PROBLEM TO WORK ON
Exactly repeat the material, dropping every picture from the copy.

Saved data entries
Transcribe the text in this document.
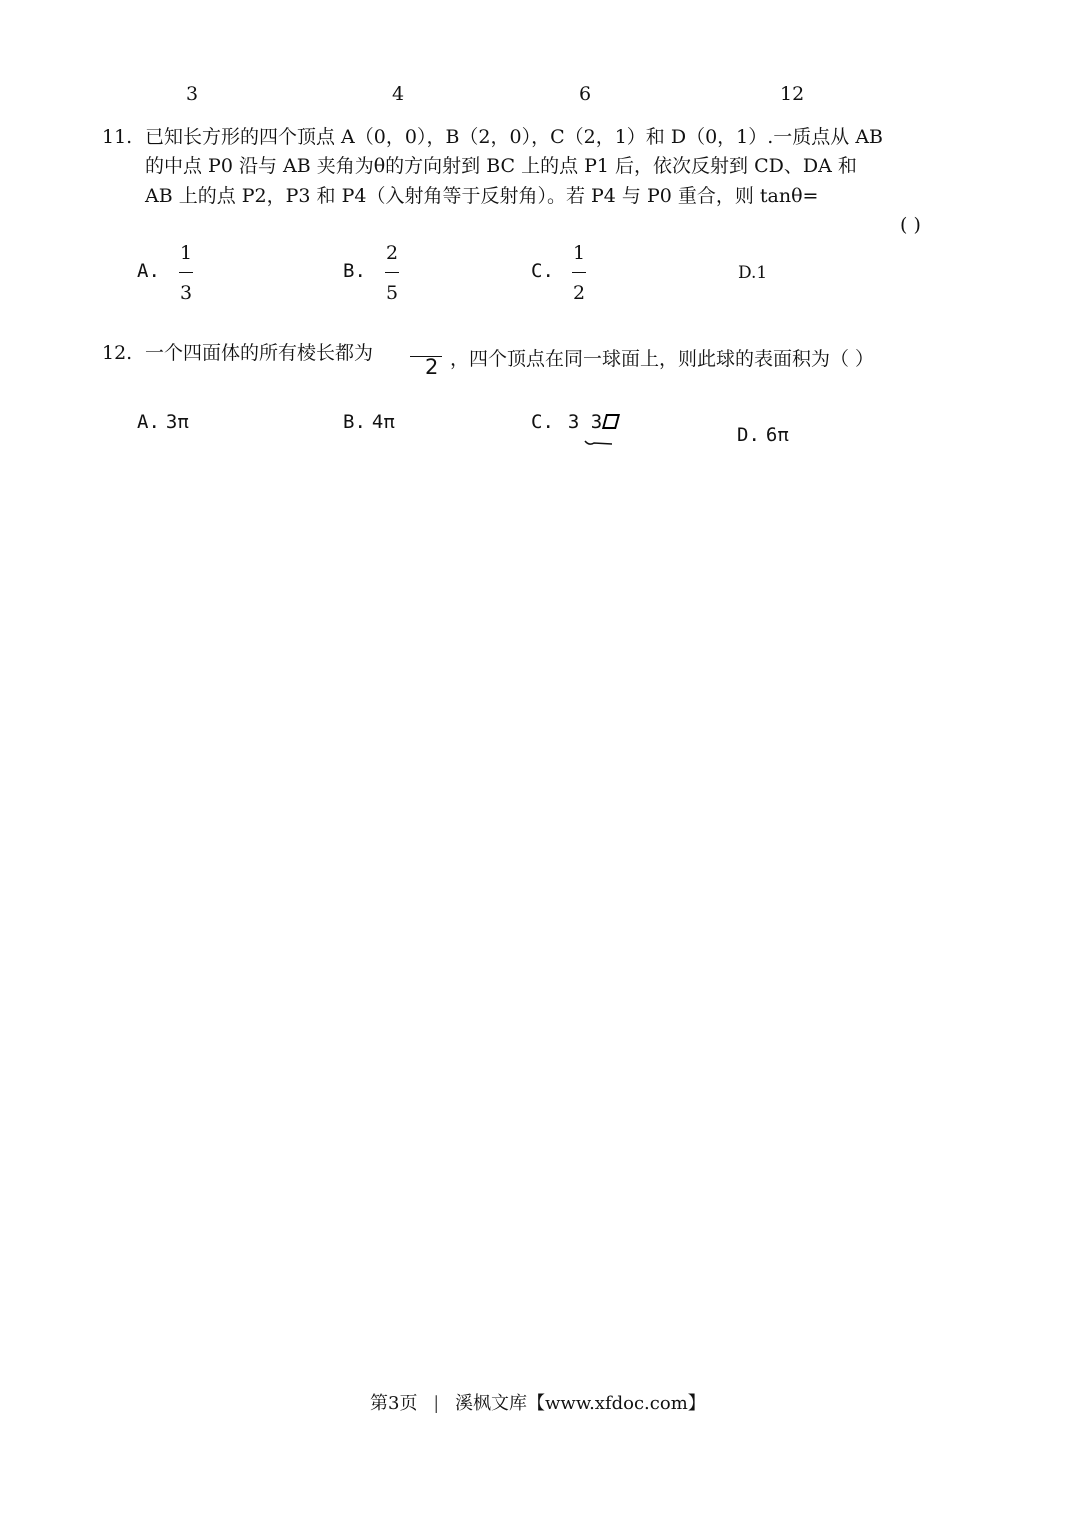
3	4	6	12
11. 已知长方形的四个顶点 A（0，0），B（2，0），C（2，1）和 D（0，1）.一质点从 AB
的中点 P0 沿与 AB 夹角为θ的方向射到 BC 上的点 P1 后，依次反射到 CD、DA 和
AB 上的点 P2，P3 和 P4（入射角等于反射角）。若 P4 与 P0 重合，则 tanθ=
( )
A.
1
3
B.
2
5
C.
1
2
D.1
12. 一个四面体的所有棱长都为
2 ，四个顶点在同一球面上，则此球的表面积为（ ）
A. 3π	B. 4π	C. 3 3
D. 6π
第3页 | 溪枫文库【www.xfdoc.com】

SOLUTION TO THE EXERCISE
Transcribe the text in this document.
3	4	6	12
11. 已知长方形的四个顶点 A（0，0），B（2，0），C（2，1）和 D（0，1）.一质点从 AB
的中点 P0 沿与 AB 夹角为θ的方向射到 BC 上的点 P1 后，依次反射到 CD、DA 和
AB 上的点 P2，P3 和 P4（入射角等于反射角）。若 P4 与 P0 重合，则 tanθ=
( )
A.
1
3
B.
2
5
C.
1
2
D.1
12. 一个四面体的所有棱长都为
2 ，四个顶点在同一球面上，则此球的表面积为（ ）
A. 3π	B. 4π	C. 3 3
D. 6π
第3页 | 溪枫文库【www.xfdoc.com】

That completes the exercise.